• [Exercise] Read the material below. Count the lines containing "функции" and give that count alone.

^^^^^^^^^^^^^^^^

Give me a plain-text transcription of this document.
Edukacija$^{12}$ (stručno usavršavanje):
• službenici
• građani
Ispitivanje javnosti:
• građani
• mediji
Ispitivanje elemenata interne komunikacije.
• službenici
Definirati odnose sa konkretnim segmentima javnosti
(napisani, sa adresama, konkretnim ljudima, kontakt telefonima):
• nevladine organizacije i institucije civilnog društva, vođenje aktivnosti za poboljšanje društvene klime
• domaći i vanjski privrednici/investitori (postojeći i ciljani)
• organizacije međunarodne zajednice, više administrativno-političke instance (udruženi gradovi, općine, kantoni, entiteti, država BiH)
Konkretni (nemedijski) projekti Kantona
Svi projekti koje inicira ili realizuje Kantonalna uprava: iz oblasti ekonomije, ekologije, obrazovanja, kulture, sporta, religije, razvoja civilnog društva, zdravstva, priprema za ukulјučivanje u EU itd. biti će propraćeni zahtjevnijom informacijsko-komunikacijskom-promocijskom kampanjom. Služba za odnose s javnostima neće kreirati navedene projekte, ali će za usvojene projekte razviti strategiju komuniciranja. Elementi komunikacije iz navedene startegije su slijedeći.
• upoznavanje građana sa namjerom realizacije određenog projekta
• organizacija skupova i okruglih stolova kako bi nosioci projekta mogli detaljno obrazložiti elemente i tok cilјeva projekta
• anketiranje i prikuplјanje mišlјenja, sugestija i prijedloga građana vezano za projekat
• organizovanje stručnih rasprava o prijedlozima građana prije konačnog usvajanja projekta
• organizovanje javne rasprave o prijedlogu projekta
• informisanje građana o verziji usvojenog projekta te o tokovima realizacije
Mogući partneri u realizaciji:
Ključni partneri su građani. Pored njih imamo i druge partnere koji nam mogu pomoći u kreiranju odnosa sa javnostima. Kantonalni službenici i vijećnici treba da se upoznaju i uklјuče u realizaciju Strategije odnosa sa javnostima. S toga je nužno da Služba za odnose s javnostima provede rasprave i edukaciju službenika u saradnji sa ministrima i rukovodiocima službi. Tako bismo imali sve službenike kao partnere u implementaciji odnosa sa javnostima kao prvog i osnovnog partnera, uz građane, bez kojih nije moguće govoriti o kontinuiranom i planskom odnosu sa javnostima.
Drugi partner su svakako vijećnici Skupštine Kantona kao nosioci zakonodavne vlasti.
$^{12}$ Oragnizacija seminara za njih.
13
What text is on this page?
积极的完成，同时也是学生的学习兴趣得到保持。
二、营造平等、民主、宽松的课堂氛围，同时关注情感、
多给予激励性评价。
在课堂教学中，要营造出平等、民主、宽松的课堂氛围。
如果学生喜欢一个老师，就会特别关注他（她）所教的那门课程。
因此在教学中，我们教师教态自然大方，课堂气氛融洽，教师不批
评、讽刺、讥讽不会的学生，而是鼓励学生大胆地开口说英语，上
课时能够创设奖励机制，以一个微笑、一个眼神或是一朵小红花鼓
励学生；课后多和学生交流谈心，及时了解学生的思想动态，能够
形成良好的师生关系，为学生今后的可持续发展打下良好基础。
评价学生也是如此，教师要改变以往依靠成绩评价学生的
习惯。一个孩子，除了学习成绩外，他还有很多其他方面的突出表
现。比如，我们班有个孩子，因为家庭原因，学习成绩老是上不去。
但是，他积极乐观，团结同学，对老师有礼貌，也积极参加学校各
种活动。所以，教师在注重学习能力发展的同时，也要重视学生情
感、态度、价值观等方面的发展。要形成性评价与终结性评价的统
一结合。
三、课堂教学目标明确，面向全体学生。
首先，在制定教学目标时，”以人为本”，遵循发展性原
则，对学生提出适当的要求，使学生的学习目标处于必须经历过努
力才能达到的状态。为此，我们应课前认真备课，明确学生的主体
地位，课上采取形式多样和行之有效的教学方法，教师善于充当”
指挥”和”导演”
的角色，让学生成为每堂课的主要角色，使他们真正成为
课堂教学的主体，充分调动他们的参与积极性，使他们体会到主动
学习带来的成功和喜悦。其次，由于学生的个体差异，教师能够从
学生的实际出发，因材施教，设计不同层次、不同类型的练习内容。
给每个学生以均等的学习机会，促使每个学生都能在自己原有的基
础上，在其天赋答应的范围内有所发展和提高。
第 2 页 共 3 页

^^^^^^^^^^^^^^^^

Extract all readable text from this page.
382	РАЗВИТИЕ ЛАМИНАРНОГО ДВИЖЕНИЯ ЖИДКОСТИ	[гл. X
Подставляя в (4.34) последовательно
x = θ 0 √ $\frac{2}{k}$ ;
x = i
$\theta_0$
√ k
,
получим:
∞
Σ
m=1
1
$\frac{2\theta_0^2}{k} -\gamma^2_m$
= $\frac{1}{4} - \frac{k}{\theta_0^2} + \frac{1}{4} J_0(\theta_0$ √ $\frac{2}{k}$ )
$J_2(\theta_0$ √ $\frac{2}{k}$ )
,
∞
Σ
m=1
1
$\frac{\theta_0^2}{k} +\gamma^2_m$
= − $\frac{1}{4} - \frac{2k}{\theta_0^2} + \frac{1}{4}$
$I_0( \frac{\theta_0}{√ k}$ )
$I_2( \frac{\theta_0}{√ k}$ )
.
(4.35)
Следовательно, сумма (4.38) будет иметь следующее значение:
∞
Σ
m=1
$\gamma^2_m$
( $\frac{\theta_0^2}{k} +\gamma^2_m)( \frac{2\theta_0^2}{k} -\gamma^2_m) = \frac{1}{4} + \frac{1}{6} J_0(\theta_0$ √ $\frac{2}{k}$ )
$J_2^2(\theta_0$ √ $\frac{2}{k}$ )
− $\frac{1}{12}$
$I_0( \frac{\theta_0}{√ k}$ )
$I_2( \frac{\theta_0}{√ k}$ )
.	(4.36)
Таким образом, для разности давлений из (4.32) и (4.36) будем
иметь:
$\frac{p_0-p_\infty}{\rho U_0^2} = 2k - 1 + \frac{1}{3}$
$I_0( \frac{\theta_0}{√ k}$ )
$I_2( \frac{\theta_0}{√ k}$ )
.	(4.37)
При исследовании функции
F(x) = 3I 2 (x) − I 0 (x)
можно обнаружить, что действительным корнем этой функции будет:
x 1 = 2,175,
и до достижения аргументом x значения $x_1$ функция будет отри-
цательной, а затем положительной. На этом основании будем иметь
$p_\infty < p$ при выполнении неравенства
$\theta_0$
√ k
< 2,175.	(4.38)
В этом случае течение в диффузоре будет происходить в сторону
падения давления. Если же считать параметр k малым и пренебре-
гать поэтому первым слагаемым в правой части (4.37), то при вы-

^^^^^^^^^^^^^^^^

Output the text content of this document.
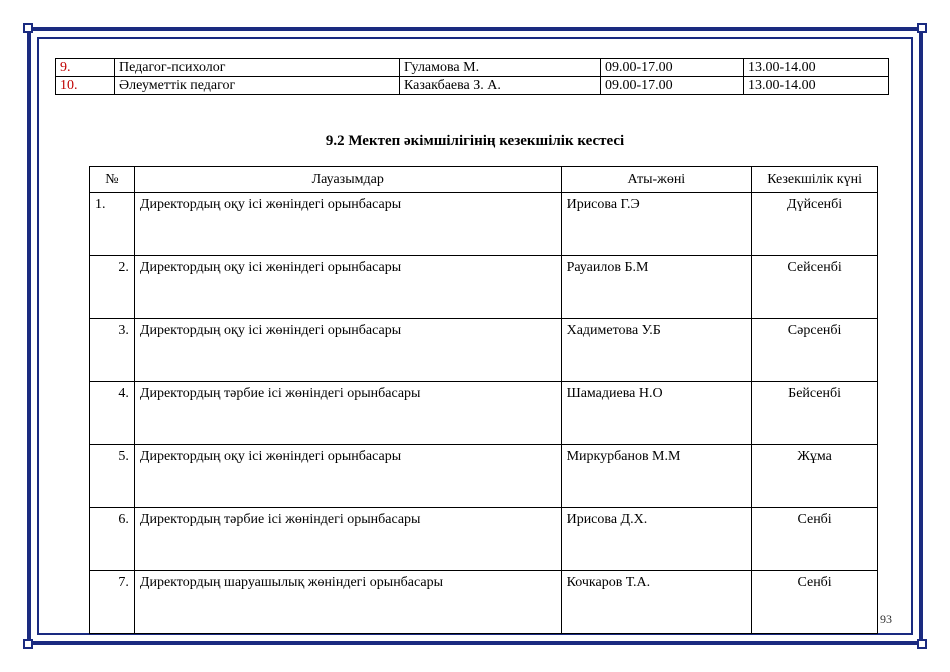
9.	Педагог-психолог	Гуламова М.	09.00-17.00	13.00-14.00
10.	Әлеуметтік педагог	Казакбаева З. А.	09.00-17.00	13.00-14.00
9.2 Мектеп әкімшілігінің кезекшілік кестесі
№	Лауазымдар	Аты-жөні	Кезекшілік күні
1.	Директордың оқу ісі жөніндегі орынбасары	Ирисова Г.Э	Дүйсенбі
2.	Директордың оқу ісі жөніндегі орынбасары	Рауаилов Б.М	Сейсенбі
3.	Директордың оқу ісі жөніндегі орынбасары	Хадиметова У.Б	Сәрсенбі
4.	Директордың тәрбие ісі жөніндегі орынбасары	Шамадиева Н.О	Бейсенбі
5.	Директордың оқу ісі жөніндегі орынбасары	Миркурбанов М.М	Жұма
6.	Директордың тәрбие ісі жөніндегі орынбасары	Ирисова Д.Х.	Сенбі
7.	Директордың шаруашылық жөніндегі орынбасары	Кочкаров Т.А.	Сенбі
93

^^^^^^^^^^^^^^^^

• [Result below] 2